Problem requirements:
Pull out every line of the listing below where "screenshot" appears.

-=-=-

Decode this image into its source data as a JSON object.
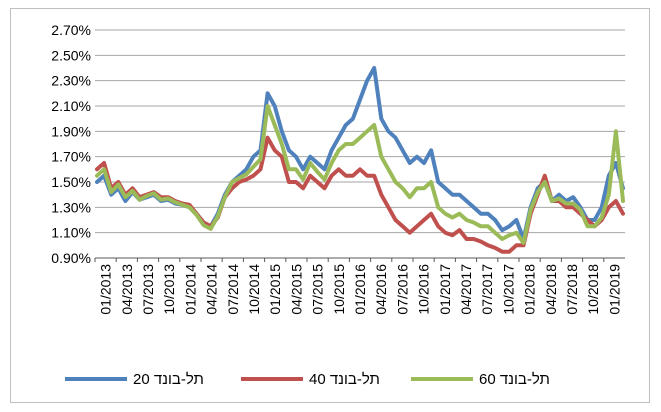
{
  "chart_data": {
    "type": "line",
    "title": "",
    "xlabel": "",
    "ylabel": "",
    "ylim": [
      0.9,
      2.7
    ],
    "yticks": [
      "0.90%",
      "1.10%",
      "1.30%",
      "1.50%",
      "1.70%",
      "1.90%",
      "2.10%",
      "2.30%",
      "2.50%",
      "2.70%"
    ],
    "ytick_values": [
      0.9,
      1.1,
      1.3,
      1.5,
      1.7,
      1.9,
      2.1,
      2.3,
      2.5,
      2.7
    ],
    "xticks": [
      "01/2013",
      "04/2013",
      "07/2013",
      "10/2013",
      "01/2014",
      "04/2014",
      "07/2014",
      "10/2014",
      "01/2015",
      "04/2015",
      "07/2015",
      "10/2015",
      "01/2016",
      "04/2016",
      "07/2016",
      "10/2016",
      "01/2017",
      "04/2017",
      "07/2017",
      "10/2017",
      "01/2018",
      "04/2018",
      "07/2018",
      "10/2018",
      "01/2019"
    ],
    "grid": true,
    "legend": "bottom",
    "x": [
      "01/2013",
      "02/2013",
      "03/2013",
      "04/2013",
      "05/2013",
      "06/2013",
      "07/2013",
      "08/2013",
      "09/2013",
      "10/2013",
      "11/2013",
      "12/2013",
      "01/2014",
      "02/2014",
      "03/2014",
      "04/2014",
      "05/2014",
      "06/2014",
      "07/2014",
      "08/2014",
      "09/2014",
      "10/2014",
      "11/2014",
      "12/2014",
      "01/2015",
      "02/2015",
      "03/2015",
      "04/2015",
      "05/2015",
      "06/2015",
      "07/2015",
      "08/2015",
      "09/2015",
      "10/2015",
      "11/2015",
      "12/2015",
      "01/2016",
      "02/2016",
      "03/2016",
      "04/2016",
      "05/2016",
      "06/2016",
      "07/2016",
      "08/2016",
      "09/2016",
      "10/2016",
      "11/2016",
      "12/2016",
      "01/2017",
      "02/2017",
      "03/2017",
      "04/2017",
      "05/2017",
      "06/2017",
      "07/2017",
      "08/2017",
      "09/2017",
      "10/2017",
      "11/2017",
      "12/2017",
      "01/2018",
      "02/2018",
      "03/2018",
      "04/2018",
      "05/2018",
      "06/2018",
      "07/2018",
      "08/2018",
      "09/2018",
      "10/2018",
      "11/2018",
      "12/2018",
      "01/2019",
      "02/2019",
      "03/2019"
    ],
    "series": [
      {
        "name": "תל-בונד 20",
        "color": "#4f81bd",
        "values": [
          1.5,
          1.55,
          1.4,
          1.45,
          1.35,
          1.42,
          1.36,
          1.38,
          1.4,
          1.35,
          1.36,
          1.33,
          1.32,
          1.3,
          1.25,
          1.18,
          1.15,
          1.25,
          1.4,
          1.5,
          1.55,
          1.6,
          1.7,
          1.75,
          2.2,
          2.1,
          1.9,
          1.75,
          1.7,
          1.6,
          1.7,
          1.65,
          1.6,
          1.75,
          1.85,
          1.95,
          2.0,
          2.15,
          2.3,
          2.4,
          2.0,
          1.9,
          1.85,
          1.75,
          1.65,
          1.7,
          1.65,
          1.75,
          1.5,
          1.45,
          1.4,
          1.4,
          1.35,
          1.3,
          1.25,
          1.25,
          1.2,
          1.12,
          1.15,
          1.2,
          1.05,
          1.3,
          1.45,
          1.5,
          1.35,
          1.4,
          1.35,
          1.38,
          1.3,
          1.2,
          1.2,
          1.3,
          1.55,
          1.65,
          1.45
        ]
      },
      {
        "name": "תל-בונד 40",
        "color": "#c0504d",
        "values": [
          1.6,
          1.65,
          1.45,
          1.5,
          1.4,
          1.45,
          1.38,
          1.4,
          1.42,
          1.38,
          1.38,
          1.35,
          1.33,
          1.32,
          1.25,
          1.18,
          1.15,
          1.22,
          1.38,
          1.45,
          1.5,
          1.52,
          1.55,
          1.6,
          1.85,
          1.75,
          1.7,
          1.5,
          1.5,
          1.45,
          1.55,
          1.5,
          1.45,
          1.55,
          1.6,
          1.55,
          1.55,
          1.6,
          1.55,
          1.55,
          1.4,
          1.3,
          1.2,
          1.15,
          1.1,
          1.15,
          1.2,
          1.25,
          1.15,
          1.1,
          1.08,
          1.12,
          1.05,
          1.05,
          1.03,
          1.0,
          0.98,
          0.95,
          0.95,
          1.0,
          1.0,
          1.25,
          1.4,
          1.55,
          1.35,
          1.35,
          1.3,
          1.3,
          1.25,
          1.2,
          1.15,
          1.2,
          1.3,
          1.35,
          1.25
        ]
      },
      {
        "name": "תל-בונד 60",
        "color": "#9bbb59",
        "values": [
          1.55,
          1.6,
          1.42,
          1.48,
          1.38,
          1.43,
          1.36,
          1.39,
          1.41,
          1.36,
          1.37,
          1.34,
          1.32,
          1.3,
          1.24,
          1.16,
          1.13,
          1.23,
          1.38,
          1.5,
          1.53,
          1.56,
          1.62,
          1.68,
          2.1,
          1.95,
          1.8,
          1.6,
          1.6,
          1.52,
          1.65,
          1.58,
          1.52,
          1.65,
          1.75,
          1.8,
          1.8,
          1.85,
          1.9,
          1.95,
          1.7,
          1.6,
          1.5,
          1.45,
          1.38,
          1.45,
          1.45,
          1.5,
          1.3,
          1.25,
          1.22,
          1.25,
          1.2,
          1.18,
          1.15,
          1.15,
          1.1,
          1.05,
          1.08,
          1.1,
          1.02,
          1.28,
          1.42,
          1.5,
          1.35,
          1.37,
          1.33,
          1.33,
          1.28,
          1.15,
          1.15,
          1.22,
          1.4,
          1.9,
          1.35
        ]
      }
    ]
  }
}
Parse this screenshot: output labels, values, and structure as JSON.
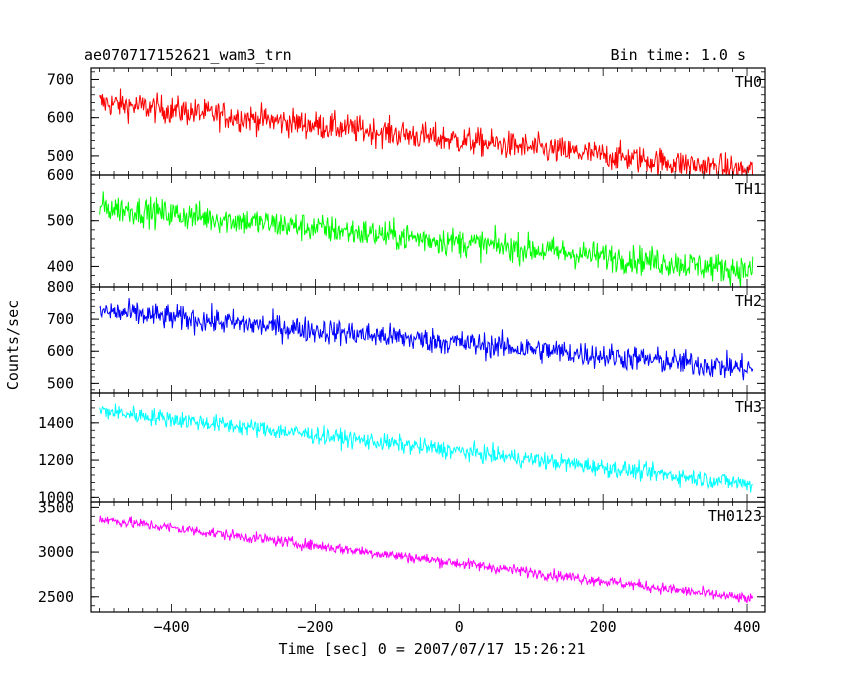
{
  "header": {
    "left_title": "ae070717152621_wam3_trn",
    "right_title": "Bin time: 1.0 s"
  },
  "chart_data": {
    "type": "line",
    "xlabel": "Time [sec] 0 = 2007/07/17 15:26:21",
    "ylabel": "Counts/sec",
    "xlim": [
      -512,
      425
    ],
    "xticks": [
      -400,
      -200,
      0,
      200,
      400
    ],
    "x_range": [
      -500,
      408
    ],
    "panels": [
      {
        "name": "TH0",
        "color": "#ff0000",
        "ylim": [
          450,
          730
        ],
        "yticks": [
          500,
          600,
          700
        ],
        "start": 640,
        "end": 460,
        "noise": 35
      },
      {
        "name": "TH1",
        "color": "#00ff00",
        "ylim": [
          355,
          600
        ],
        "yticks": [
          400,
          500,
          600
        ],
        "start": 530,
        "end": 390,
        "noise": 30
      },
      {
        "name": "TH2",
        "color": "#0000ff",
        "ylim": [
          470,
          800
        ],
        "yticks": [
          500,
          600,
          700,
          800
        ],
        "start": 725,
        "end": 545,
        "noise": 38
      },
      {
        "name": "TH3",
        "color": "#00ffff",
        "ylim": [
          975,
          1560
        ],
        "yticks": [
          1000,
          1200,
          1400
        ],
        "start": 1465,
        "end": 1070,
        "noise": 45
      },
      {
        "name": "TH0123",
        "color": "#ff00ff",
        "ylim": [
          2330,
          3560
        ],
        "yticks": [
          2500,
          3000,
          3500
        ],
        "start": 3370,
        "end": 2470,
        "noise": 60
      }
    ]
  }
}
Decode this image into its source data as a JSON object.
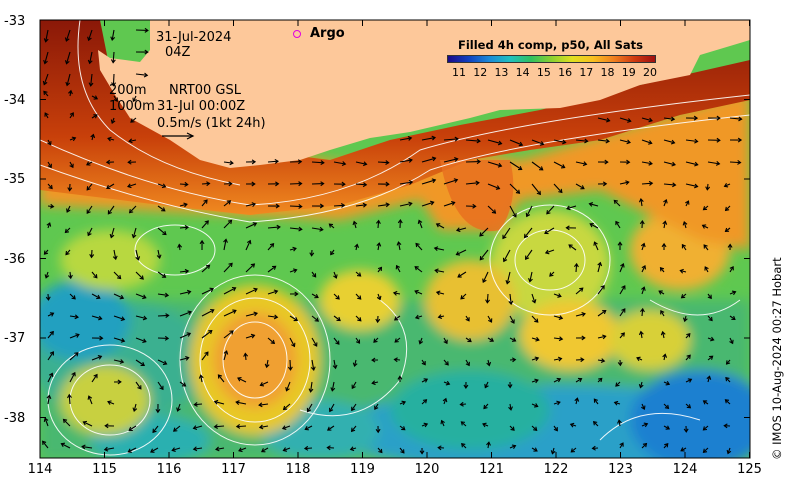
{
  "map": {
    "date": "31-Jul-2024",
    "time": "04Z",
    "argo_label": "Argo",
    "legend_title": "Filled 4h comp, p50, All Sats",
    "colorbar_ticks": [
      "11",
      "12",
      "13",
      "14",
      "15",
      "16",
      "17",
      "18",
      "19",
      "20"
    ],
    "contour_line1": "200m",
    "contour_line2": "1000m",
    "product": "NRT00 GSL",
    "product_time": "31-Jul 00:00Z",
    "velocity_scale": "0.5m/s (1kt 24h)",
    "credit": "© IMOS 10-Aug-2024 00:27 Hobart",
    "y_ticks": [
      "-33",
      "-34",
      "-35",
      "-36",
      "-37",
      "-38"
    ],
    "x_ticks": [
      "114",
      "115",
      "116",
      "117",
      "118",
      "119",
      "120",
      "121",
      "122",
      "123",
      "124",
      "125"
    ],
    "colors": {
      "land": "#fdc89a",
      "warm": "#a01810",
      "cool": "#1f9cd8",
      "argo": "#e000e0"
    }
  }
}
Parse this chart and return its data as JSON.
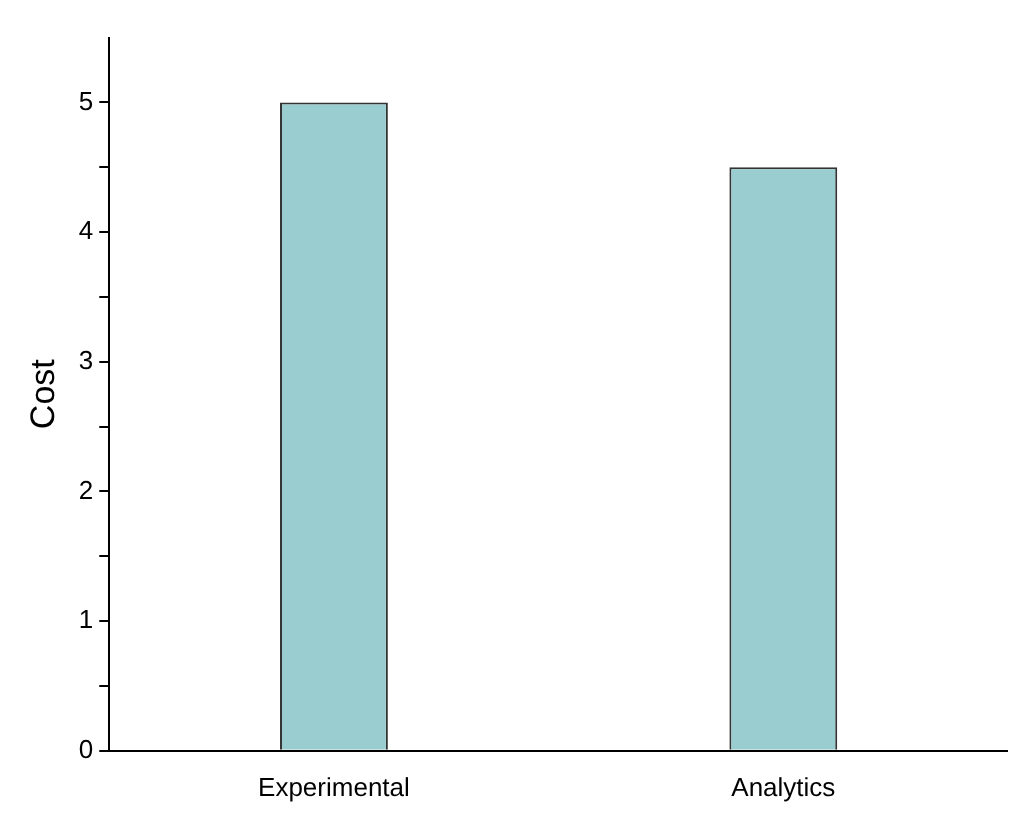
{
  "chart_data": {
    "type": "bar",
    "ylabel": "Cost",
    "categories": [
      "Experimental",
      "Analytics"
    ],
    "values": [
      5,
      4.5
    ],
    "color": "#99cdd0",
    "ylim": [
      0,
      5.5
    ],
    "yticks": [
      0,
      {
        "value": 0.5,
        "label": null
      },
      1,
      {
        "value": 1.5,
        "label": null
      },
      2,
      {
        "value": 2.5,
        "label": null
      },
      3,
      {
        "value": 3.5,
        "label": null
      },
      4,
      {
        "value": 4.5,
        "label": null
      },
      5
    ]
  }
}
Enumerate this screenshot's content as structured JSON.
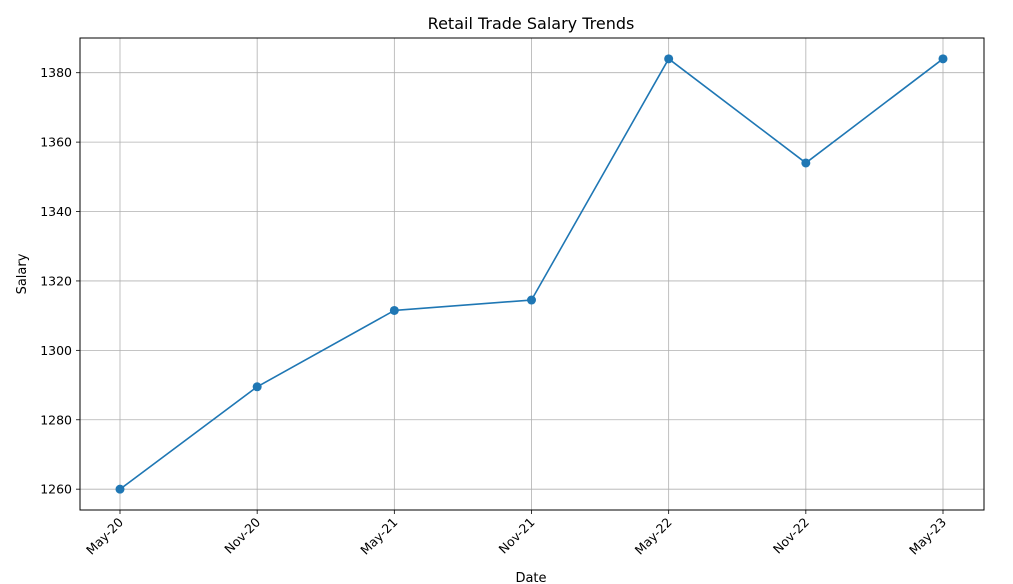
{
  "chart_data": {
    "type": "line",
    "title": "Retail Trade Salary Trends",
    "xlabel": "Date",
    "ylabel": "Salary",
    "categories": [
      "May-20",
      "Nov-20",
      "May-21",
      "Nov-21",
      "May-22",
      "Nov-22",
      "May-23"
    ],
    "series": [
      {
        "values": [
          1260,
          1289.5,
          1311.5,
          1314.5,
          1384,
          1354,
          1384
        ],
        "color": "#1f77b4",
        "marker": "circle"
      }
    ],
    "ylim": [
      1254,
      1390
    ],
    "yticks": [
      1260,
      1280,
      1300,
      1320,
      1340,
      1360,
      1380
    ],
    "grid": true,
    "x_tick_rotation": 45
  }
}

-=-=-

Solution to the exercise:
Parse this screenshot: output labels, values, and structure as JSON.
Enumerate this screenshot's content as structured JSON.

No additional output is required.